» **Data listing**:
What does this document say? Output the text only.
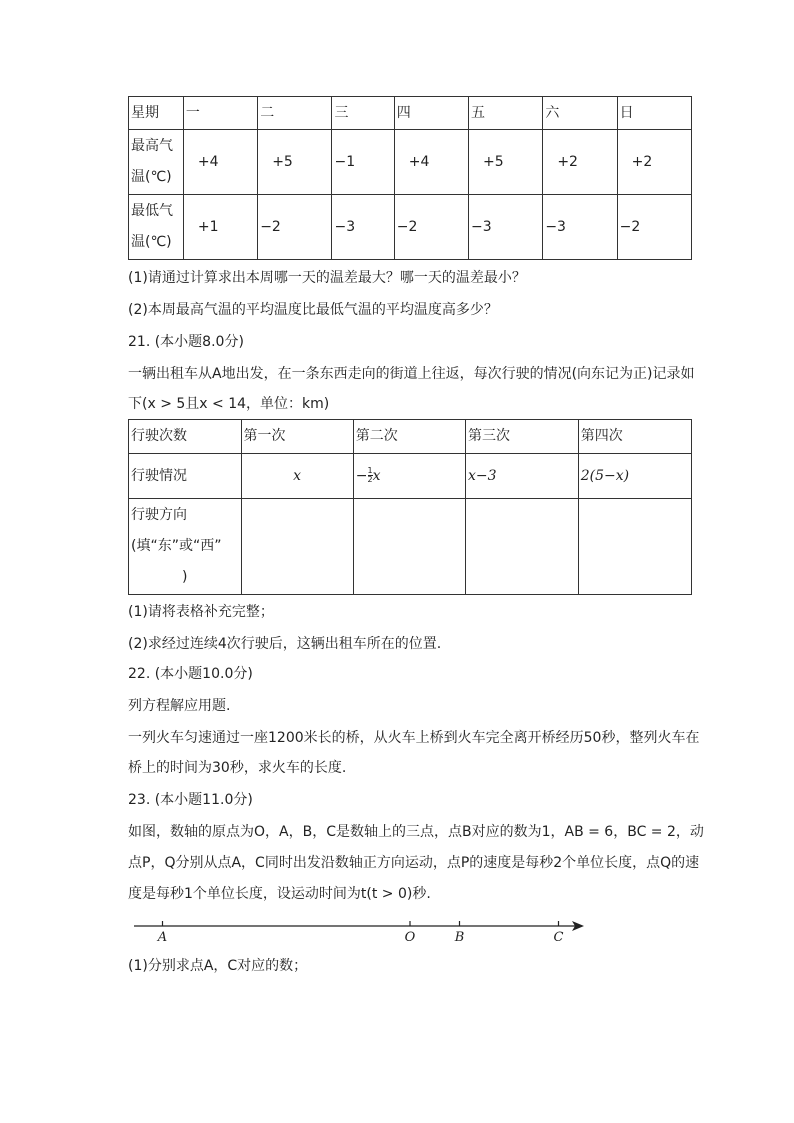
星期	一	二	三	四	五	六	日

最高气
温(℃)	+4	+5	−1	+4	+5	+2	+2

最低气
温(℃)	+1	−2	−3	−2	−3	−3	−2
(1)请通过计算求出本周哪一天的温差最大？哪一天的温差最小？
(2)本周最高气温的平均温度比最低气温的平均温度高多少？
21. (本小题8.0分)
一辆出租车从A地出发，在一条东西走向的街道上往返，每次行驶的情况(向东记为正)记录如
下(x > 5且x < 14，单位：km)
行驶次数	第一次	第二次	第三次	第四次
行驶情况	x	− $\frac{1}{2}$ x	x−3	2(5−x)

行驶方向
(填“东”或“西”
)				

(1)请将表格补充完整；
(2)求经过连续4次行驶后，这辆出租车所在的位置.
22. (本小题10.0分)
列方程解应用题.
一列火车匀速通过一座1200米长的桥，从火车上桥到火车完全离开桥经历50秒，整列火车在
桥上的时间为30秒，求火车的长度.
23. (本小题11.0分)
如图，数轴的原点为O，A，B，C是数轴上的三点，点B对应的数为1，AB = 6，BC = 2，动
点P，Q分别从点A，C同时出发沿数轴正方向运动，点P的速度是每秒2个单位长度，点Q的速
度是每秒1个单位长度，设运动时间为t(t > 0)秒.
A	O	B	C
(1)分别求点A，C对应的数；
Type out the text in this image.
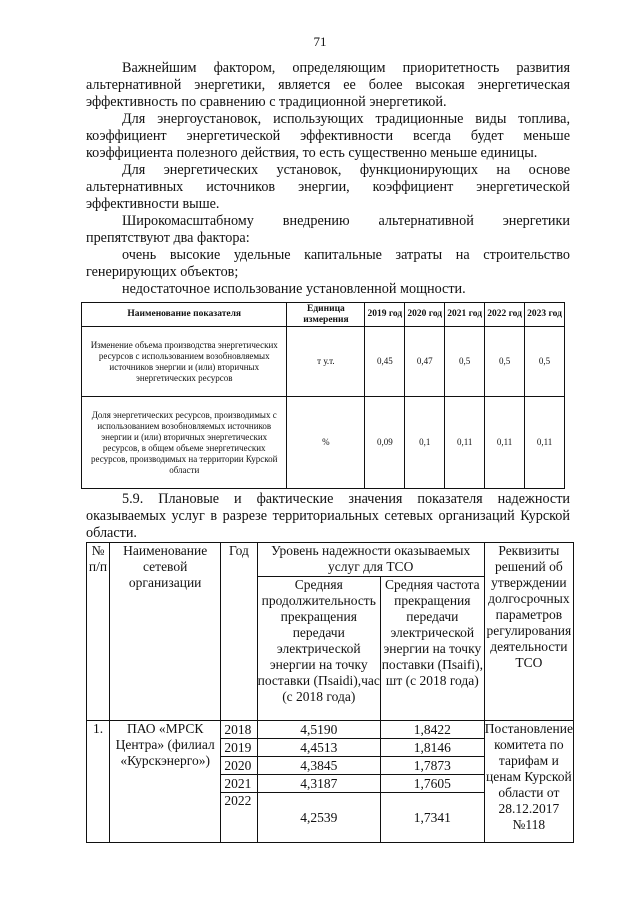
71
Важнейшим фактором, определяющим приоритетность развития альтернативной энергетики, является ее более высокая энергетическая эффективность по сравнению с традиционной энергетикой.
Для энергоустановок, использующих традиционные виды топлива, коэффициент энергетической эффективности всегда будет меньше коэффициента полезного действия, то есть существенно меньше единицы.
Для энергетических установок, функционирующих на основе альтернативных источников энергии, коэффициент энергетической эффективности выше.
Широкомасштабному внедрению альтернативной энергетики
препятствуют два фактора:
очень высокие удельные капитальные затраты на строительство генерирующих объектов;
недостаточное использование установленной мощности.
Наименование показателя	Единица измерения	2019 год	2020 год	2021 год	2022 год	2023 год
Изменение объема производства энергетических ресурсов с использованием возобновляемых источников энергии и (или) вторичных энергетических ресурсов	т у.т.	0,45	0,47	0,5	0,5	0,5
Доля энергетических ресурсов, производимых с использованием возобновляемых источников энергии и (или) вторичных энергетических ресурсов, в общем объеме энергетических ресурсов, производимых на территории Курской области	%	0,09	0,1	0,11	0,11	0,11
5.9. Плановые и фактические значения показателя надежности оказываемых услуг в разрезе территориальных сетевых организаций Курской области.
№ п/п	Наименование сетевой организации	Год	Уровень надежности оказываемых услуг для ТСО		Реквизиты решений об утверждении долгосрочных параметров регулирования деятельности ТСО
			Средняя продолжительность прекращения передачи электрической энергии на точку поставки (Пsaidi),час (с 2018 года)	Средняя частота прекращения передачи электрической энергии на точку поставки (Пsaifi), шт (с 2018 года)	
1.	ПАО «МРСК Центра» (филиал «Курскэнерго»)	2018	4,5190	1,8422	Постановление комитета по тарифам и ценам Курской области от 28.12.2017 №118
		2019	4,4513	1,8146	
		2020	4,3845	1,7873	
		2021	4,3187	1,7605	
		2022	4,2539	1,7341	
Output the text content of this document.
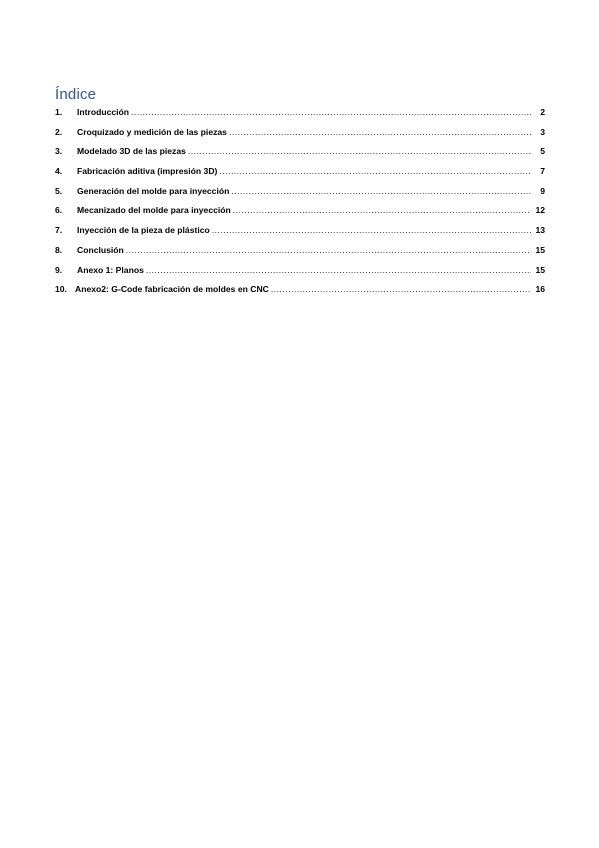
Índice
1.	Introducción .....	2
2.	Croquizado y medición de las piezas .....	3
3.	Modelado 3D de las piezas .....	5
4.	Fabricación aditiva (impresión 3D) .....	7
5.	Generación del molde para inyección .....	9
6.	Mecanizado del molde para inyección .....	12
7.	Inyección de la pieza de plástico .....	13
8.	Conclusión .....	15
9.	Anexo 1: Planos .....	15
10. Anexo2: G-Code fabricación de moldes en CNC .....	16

» **Exercise**:
Transcribe each line above verbatim, with the pictures left out.

» **Response below**:
What does this document say? Output the text only.
星期	一	二	三	四	五	六	日

最高气
温(℃)	+4	+5	−1	+4	+5	+2	+2

最低气
温(℃)	+1	−2	−3	−2	−3	−3	−2
(1)请通过计算求出本周哪一天的温差最大？哪一天的温差最小？
(2)本周最高气温的平均温度比最低气温的平均温度高多少？
21. (本小题8.0分)
一辆出租车从A地出发，在一条东西走向的街道上往返，每次行驶的情况(向东记为正)记录如
下(x > 5且x < 14，单位：km)
行驶次数	第一次	第二次	第三次	第四次
行驶情况	x	− $\frac{1}{2}$ x	x−3	2(5−x)

行驶方向
(填“东”或“西”
)				

(1)请将表格补充完整；
(2)求经过连续4次行驶后，这辆出租车所在的位置.
22. (本小题10.0分)
列方程解应用题.
一列火车匀速通过一座1200米长的桥，从火车上桥到火车完全离开桥经历50秒，整列火车在
桥上的时间为30秒，求火车的长度.
23. (本小题11.0分)
如图，数轴的原点为O，A，B，C是数轴上的三点，点B对应的数为1，AB = 6，BC = 2，动
点P，Q分别从点A，C同时出发沿数轴正方向运动，点P的速度是每秒2个单位长度，点Q的速
度是每秒1个单位长度，设运动时间为t(t > 0)秒.
A	O	B	C
(1)分别求点A，C对应的数；
Type out the text in this image.
71
Важнейшим фактором, определяющим приоритетность развития альтернативной энергетики, является ее более высокая энергетическая эффективность по сравнению с традиционной энергетикой.
Для энергоустановок, использующих традиционные виды топлива, коэффициент энергетической эффективности всегда будет меньше коэффициента полезного действия, то есть существенно меньше единицы.
Для энергетических установок, функционирующих на основе альтернативных источников энергии, коэффициент энергетической эффективности выше.
Широкомасштабному внедрению альтернативной энергетики
препятствуют два фактора:
очень высокие удельные капитальные затраты на строительство генерирующих объектов;
недостаточное использование установленной мощности.
Наименование показателя	Единица измерения	2019 год	2020 год	2021 год	2022 год	2023 год
Изменение объема производства энергетических ресурсов с использованием возобновляемых источников энергии и (или) вторичных энергетических ресурсов	т у.т.	0,45	0,47	0,5	0,5	0,5
Доля энергетических ресурсов, производимых с использованием возобновляемых источников энергии и (или) вторичных энергетических ресурсов, в общем объеме энергетических ресурсов, производимых на территории Курской области	%	0,09	0,1	0,11	0,11	0,11
5.9. Плановые и фактические значения показателя надежности оказываемых услуг в разрезе территориальных сетевых организаций Курской области.
№ п/п	Наименование сетевой организации	Год	Уровень надежности оказываемых услуг для ТСО		Реквизиты решений об утверждении долгосрочных параметров регулирования деятельности ТСО
			Средняя продолжительность прекращения передачи электрической энергии на точку поставки (Пsaidi),час (с 2018 года)	Средняя частота прекращения передачи электрической энергии на точку поставки (Пsaifi), шт (с 2018 года)	
1.	ПАО «МРСК Центра» (филиал «Курскэнерго»)	2018	4,5190	1,8422	Постановление комитета по тарифам и ценам Курской области от 28.12.2017 №118
		2019	4,4513	1,8146	
		2020	4,3845	1,7873	
		2021	4,3187	1,7605	
		2022	4,2539	1,7341	
Output the text content of this document.
Índice
1.	Introducción .....	2
2.	Croquizado y medición de las piezas .....	3
3.	Modelado 3D de las piezas .....	5
4.	Fabricación aditiva (impresión 3D) .....	7
5.	Generación del molde para inyección .....	9
6.	Mecanizado del molde para inyección .....	12
7.	Inyección de la pieza de plástico .....	13
8.	Conclusión .....	15
9.	Anexo 1: Planos .....	15
10. Anexo2: G-Code fabricación de moldes en CNC .....	16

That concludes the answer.